» **Problem**: Comb the records below for the string "detached" and copy each line where it turns up.

» **Given data**:

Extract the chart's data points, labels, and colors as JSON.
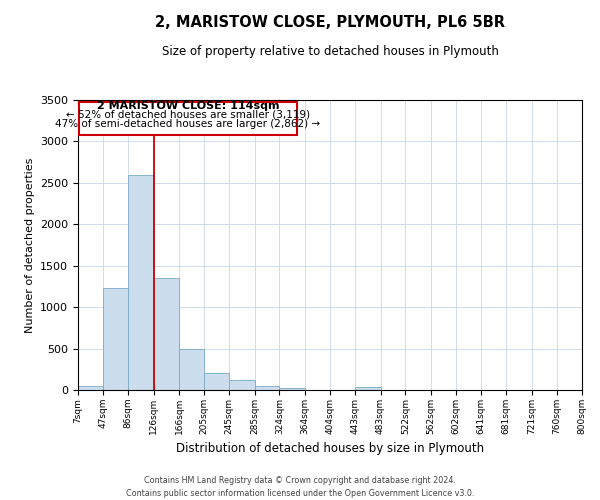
{
  "title": "2, MARISTOW CLOSE, PLYMOUTH, PL6 5BR",
  "subtitle": "Size of property relative to detached houses in Plymouth",
  "xlabel": "Distribution of detached houses by size in Plymouth",
  "ylabel": "Number of detached properties",
  "bar_color": "#ccdded",
  "bar_edge_color": "#7aaac8",
  "grid_color": "#c8d8e8",
  "background_color": "#ffffff",
  "bins": [
    7,
    47,
    86,
    126,
    166,
    205,
    245,
    285,
    324,
    364,
    404,
    443,
    483,
    522,
    562,
    602,
    641,
    681,
    721,
    760,
    800
  ],
  "bin_labels": [
    "7sqm",
    "47sqm",
    "86sqm",
    "126sqm",
    "166sqm",
    "205sqm",
    "245sqm",
    "285sqm",
    "324sqm",
    "364sqm",
    "404sqm",
    "443sqm",
    "483sqm",
    "522sqm",
    "562sqm",
    "602sqm",
    "641sqm",
    "681sqm",
    "721sqm",
    "760sqm",
    "800sqm"
  ],
  "values": [
    50,
    1230,
    2600,
    1350,
    500,
    200,
    115,
    50,
    25,
    5,
    5,
    40,
    5,
    0,
    0,
    0,
    0,
    0,
    0,
    0
  ],
  "ylim": [
    0,
    3500
  ],
  "yticks": [
    0,
    500,
    1000,
    1500,
    2000,
    2500,
    3000,
    3500
  ],
  "property_line_x": 126,
  "property_line_color": "#cc0000",
  "annotation_title": "2 MARISTOW CLOSE: 114sqm",
  "annotation_line1": "← 52% of detached houses are smaller (3,119)",
  "annotation_line2": "47% of semi-detached houses are larger (2,862) →",
  "annotation_box_color": "#cc0000",
  "footer_line1": "Contains HM Land Registry data © Crown copyright and database right 2024.",
  "footer_line2": "Contains public sector information licensed under the Open Government Licence v3.0."
}
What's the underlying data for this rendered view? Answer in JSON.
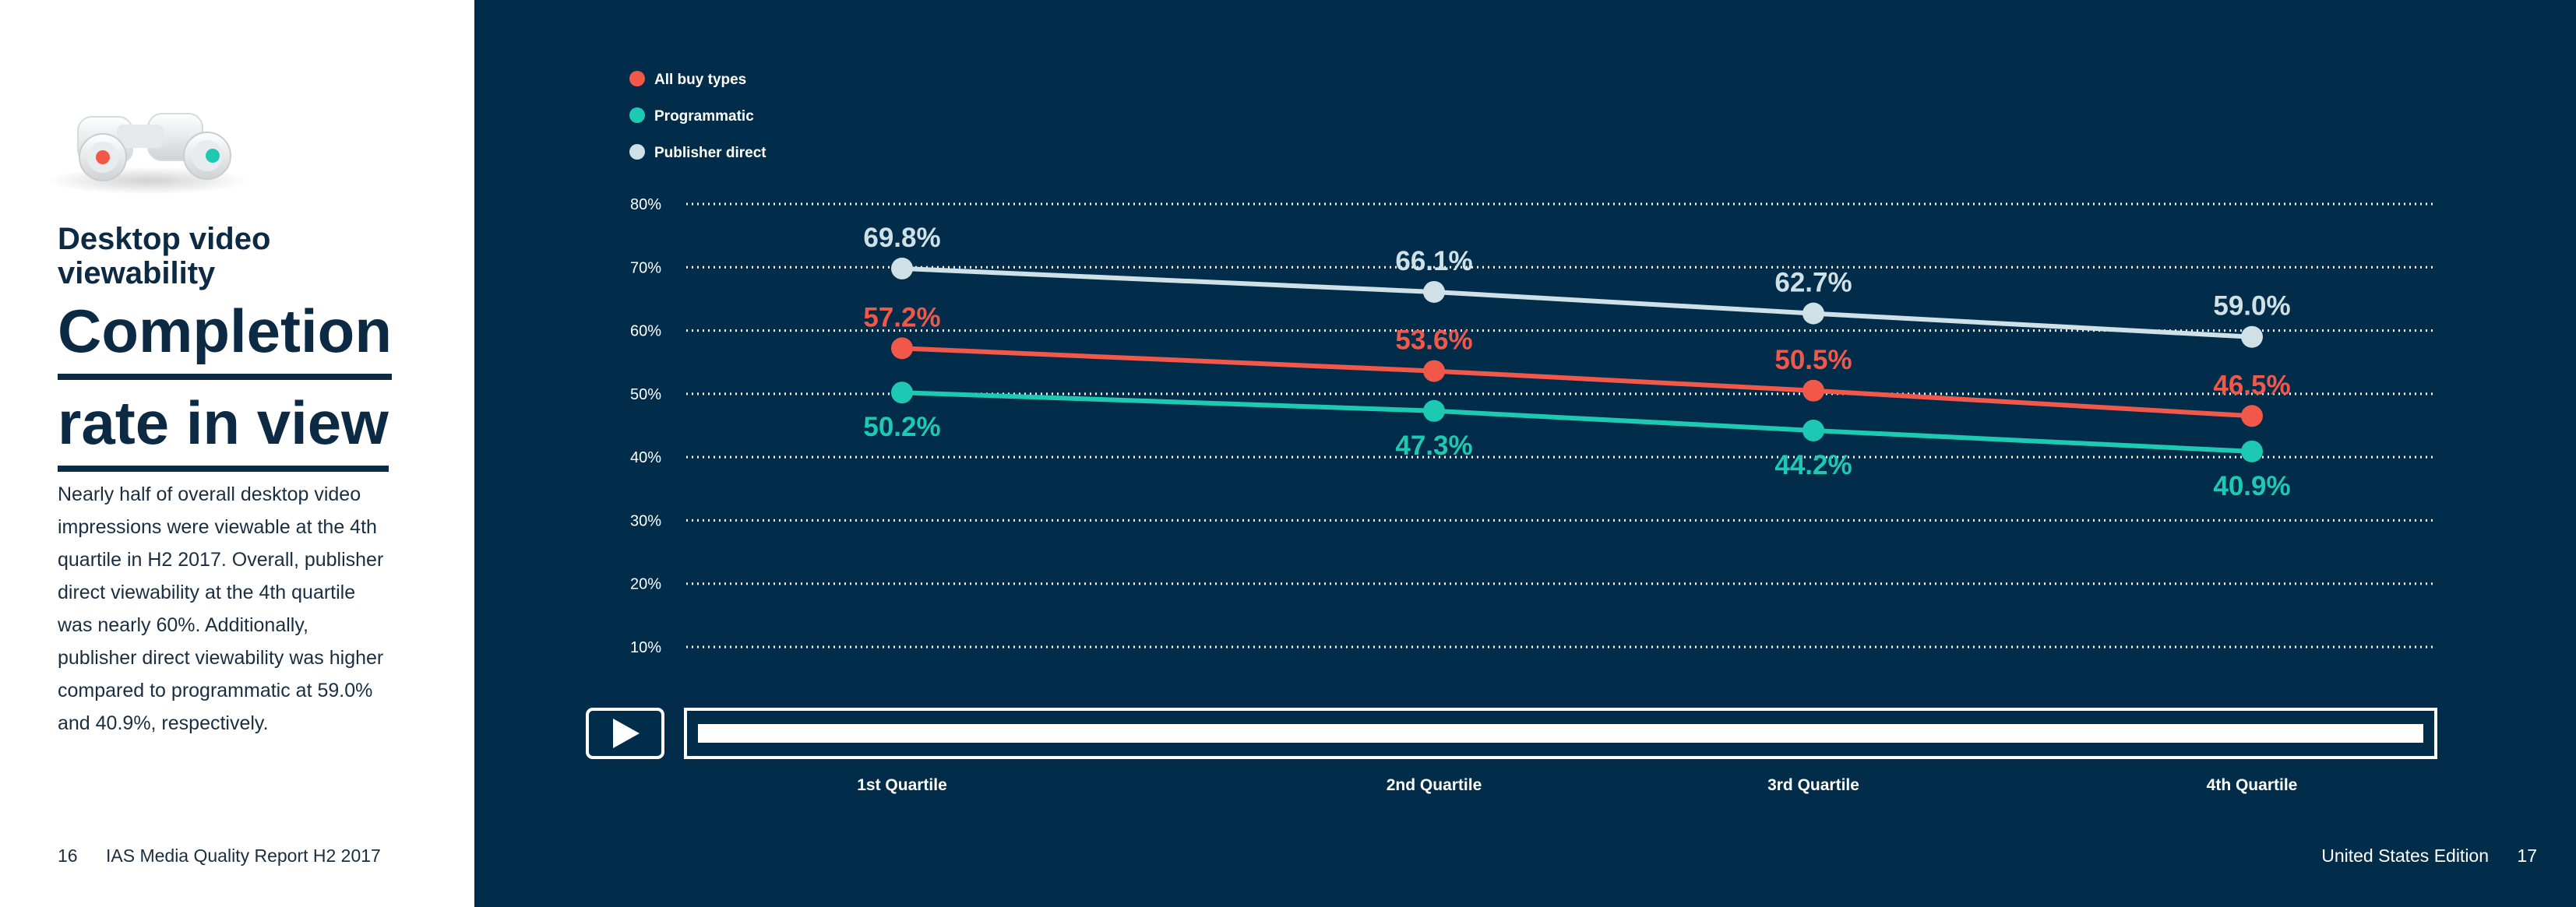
{
  "left": {
    "kicker": "Desktop video viewability",
    "title_line1": "Completion",
    "title_line2": "rate in view",
    "body": "Nearly half of overall desktop video impressions were viewable at the 4th quartile in H2 2017. Overall, publisher direct viewability at the 4th quartile was nearly 60%. Additionally, publisher direct viewability was higher compared to programmatic at 59.0% and 40.9%, respectively."
  },
  "footer": {
    "left_page": "16",
    "left_text": "IAS Media Quality Report H2 2017",
    "right_text": "United States Edition",
    "right_page": "17"
  },
  "colors": {
    "background": "#012d4a",
    "all_buy_types": "#f2584a",
    "programmatic": "#1ec9b4",
    "publisher_direct": "#cfe1e6"
  },
  "chart_data": {
    "type": "line",
    "categories": [
      "1st Quartile",
      "2nd Quartile",
      "3rd Quartile",
      "4th Quartile"
    ],
    "y_ticks": [
      "80%",
      "70%",
      "60%",
      "50%",
      "40%",
      "30%",
      "20%",
      "10%"
    ],
    "y_tick_values": [
      80,
      70,
      60,
      50,
      40,
      30,
      20,
      10
    ],
    "ylim": [
      10,
      80
    ],
    "grid": true,
    "legend_position": "top-left",
    "series": [
      {
        "name": "All buy types",
        "color_key": "all_buy_types",
        "values": [
          57.2,
          53.6,
          50.5,
          46.5
        ],
        "labels": [
          "57.2%",
          "53.6%",
          "50.5%",
          "46.5%"
        ]
      },
      {
        "name": "Programmatic",
        "color_key": "programmatic",
        "values": [
          50.2,
          47.3,
          44.2,
          40.9
        ],
        "labels": [
          "50.2%",
          "47.3%",
          "44.2%",
          "40.9%"
        ]
      },
      {
        "name": "Publisher direct",
        "color_key": "publisher_direct",
        "values": [
          69.8,
          66.1,
          62.7,
          59.0
        ],
        "labels": [
          "69.8%",
          "66.1%",
          "62.7%",
          "59.0%"
        ]
      }
    ]
  }
}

» **Answer for the task**:
  "subtitle": "Size of property relative to detached houses in Plymouth",
  "xlabel": "Distribution of detached houses by size in Plymouth",
  "ylabel": "Number of detached properties",
  "annotation_line1": "← 52% of detached houses are smaller (3,119)",
  "annotation_line2": "47% of semi-detached houses are larger (2,862) →",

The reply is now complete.